## Material for this task
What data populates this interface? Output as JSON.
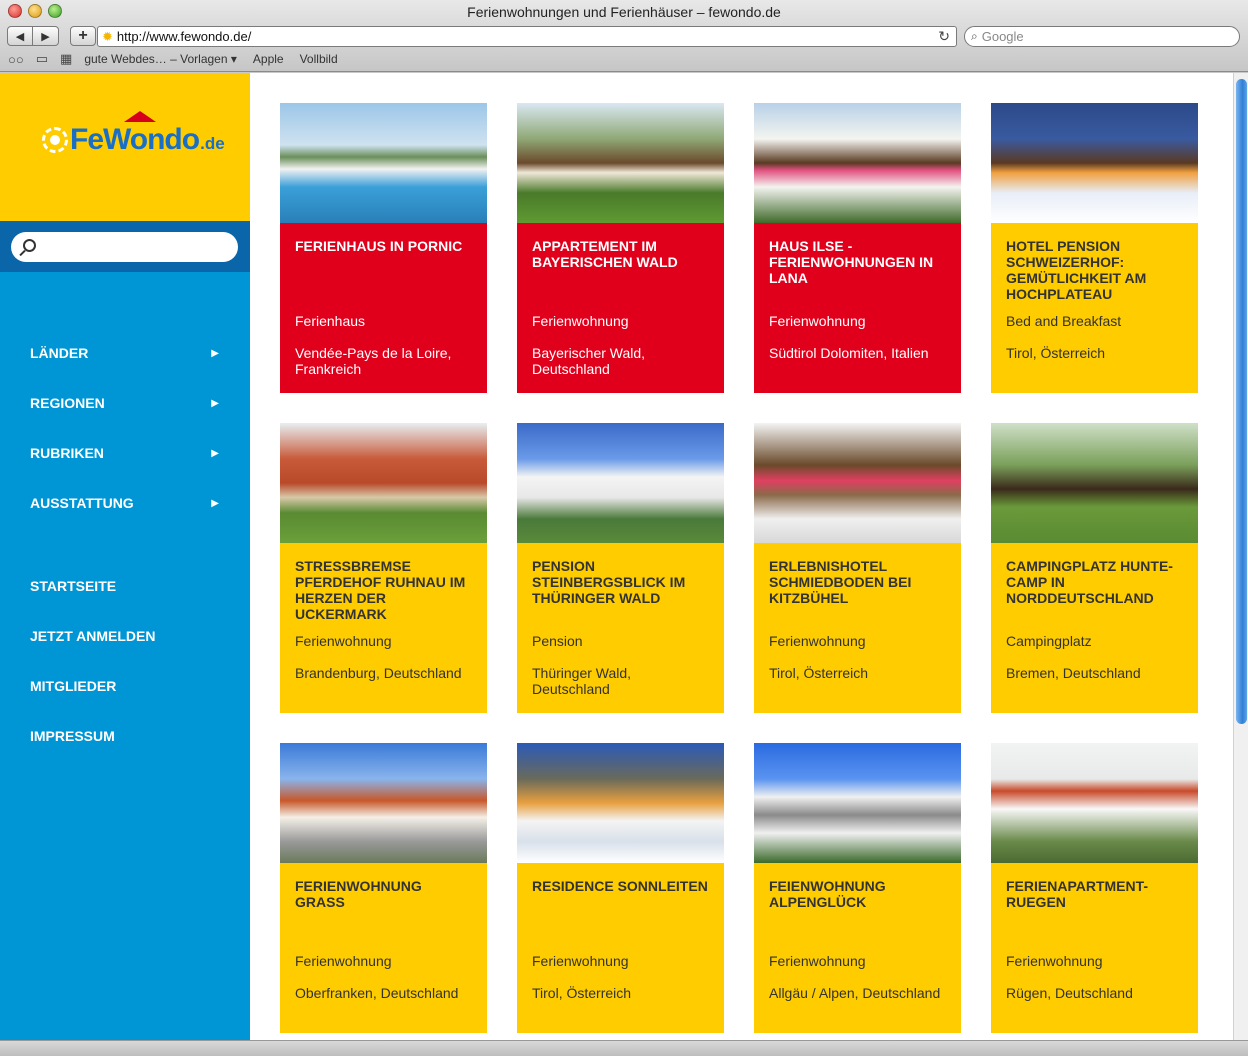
{
  "window": {
    "title": "Ferienwohnungen und Ferienhäuser – fewondo.de"
  },
  "toolbar": {
    "back_icon": "◀",
    "forward_icon": "▶",
    "add_icon": "+",
    "url": "http://www.fewondo.de/",
    "search_placeholder": "Google"
  },
  "bookmarks": [
    {
      "label": "gute Webdes… – Vorlagen ▾"
    },
    {
      "label": "Apple"
    },
    {
      "label": "Vollbild"
    }
  ],
  "site": {
    "logo_main": "FeWondo",
    "logo_tld": ".de"
  },
  "nav_primary": [
    {
      "label": "LÄNDER",
      "arrow": "▶"
    },
    {
      "label": "REGIONEN",
      "arrow": "▶"
    },
    {
      "label": "RUBRIKEN",
      "arrow": "▶"
    },
    {
      "label": "AUSSTATTUNG",
      "arrow": "▶"
    }
  ],
  "nav_secondary": [
    {
      "label": "STARTSEITE"
    },
    {
      "label": "JETZT ANMELDEN"
    },
    {
      "label": "MITGLIEDER"
    },
    {
      "label": "IMPRESSUM"
    }
  ],
  "colors": {
    "sidebar": "#0096d6",
    "logo_bg": "#ffcc00",
    "card_red": "#e0001b",
    "card_yellow": "#ffcc00"
  },
  "listings": [
    {
      "title": "FERIENHAUS IN PORNIC",
      "type": "Ferienhaus",
      "location": "Vendée-Pays de la Loire, Frankreich",
      "style": "red",
      "image": "pool-house-photo"
    },
    {
      "title": "APPARTEMENT IM BAYERISCHEN WALD",
      "type": "Ferienwohnung",
      "location": "Bayerischer Wald, Deutschland",
      "style": "red",
      "image": "chalet-photo"
    },
    {
      "title": "HAUS ILSE - FERIENWOHNUNGEN IN LANA",
      "type": "Ferienwohnung",
      "location": "Südtirol Dolomiten, Italien",
      "style": "red",
      "image": "balcony-flowers-photo"
    },
    {
      "title": "HOTEL PENSION SCHWEIZERHOF: GEMÜTLICHKEIT AM HOCHPLATEAU",
      "type": "Bed and Breakfast",
      "location": "Tirol, Österreich",
      "style": "yellow",
      "image": "winter-hotel-photo"
    },
    {
      "title": "STRESSBREMSE PFERDEHOF RUHNAU IM HERZEN DER UCKERMARK",
      "type": "Ferienwohnung",
      "location": "Brandenburg, Deutschland",
      "style": "yellow",
      "image": "farmhouse-photo"
    },
    {
      "title": "PENSION STEINBERGSBLICK IM THÜRINGER WALD",
      "type": "Pension",
      "location": "Thüringer Wald, Deutschland",
      "style": "yellow",
      "image": "pension-photo"
    },
    {
      "title": "ERLEBNISHOTEL SCHMIEDBODEN BEI KITZBÜHEL",
      "type": "Ferienwohnung",
      "location": "Tirol, Österreich",
      "style": "yellow",
      "image": "alpine-hotel-photo"
    },
    {
      "title": "CAMPINGPLATZ HUNTE-CAMP IN NORDDEUTSCHLAND",
      "type": "Campingplatz",
      "location": "Bremen, Deutschland",
      "style": "yellow",
      "image": "horses-sign-photo"
    },
    {
      "title": "FERIENWOHNUNG GRAß",
      "type": "Ferienwohnung",
      "location": "Oberfranken, Deutschland",
      "style": "yellow",
      "image": "white-house-photo"
    },
    {
      "title": "RESIDENCE SONNLEITEN",
      "type": "Ferienwohnung",
      "location": "Tirol, Österreich",
      "style": "yellow",
      "image": "snow-residence-photo"
    },
    {
      "title": "FEIENWOHNUNG ALPENGLÜCK",
      "type": "Ferienwohnung",
      "location": "Allgäu / Alpen, Deutschland",
      "style": "yellow",
      "image": "apartment-block-photo"
    },
    {
      "title": "FERIENAPARTMENT-RUEGEN",
      "type": "Ferienwohnung",
      "location": "Rügen, Deutschland",
      "style": "yellow",
      "image": "villa-photo"
    }
  ]
}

## Your task
Send back the data above word for word, with the pictures left out.

## Final answer
What data populates this interface? Output as JSON.
{
  "window": {
    "title": "Ferienwohnungen und Ferienhäuser – fewondo.de"
  },
  "toolbar": {
    "back_icon": "◀",
    "forward_icon": "▶",
    "add_icon": "+",
    "url": "http://www.fewondo.de/",
    "search_placeholder": "Google"
  },
  "bookmarks": [
    {
      "label": "gute Webdes… – Vorlagen ▾"
    },
    {
      "label": "Apple"
    },
    {
      "label": "Vollbild"
    }
  ],
  "site": {
    "logo_main": "FeWondo",
    "logo_tld": ".de"
  },
  "nav_primary": [
    {
      "label": "LÄNDER",
      "arrow": "▶"
    },
    {
      "label": "REGIONEN",
      "arrow": "▶"
    },
    {
      "label": "RUBRIKEN",
      "arrow": "▶"
    },
    {
      "label": "AUSSTATTUNG",
      "arrow": "▶"
    }
  ],
  "nav_secondary": [
    {
      "label": "STARTSEITE"
    },
    {
      "label": "JETZT ANMELDEN"
    },
    {
      "label": "MITGLIEDER"
    },
    {
      "label": "IMPRESSUM"
    }
  ],
  "colors": {
    "sidebar": "#0096d6",
    "logo_bg": "#ffcc00",
    "card_red": "#e0001b",
    "card_yellow": "#ffcc00"
  },
  "listings": [
    {
      "title": "FERIENHAUS IN PORNIC",
      "type": "Ferienhaus",
      "location": "Vendée-Pays de la Loire, Frankreich",
      "style": "red",
      "image": "pool-house-photo"
    },
    {
      "title": "APPARTEMENT IM BAYERISCHEN WALD",
      "type": "Ferienwohnung",
      "location": "Bayerischer Wald, Deutschland",
      "style": "red",
      "image": "chalet-photo"
    },
    {
      "title": "HAUS ILSE - FERIENWOHNUNGEN IN LANA",
      "type": "Ferienwohnung",
      "location": "Südtirol Dolomiten, Italien",
      "style": "red",
      "image": "balcony-flowers-photo"
    },
    {
      "title": "HOTEL PENSION SCHWEIZERHOF: GEMÜTLICHKEIT AM HOCHPLATEAU",
      "type": "Bed and Breakfast",
      "location": "Tirol, Österreich",
      "style": "yellow",
      "image": "winter-hotel-photo"
    },
    {
      "title": "STRESSBREMSE PFERDEHOF RUHNAU IM HERZEN DER UCKERMARK",
      "type": "Ferienwohnung",
      "location": "Brandenburg, Deutschland",
      "style": "yellow",
      "image": "farmhouse-photo"
    },
    {
      "title": "PENSION STEINBERGSBLICK IM THÜRINGER WALD",
      "type": "Pension",
      "location": "Thüringer Wald, Deutschland",
      "style": "yellow",
      "image": "pension-photo"
    },
    {
      "title": "ERLEBNISHOTEL SCHMIEDBODEN BEI KITZBÜHEL",
      "type": "Ferienwohnung",
      "location": "Tirol, Österreich",
      "style": "yellow",
      "image": "alpine-hotel-photo"
    },
    {
      "title": "CAMPINGPLATZ HUNTE-CAMP IN NORDDEUTSCHLAND",
      "type": "Campingplatz",
      "location": "Bremen, Deutschland",
      "style": "yellow",
      "image": "horses-sign-photo"
    },
    {
      "title": "FERIENWOHNUNG GRAß",
      "type": "Ferienwohnung",
      "location": "Oberfranken, Deutschland",
      "style": "yellow",
      "image": "white-house-photo"
    },
    {
      "title": "RESIDENCE SONNLEITEN",
      "type": "Ferienwohnung",
      "location": "Tirol, Österreich",
      "style": "yellow",
      "image": "snow-residence-photo"
    },
    {
      "title": "FEIENWOHNUNG ALPENGLÜCK",
      "type": "Ferienwohnung",
      "location": "Allgäu / Alpen, Deutschland",
      "style": "yellow",
      "image": "apartment-block-photo"
    },
    {
      "title": "FERIENAPARTMENT-RUEGEN",
      "type": "Ferienwohnung",
      "location": "Rügen, Deutschland",
      "style": "yellow",
      "image": "villa-photo"
    }
  ]
}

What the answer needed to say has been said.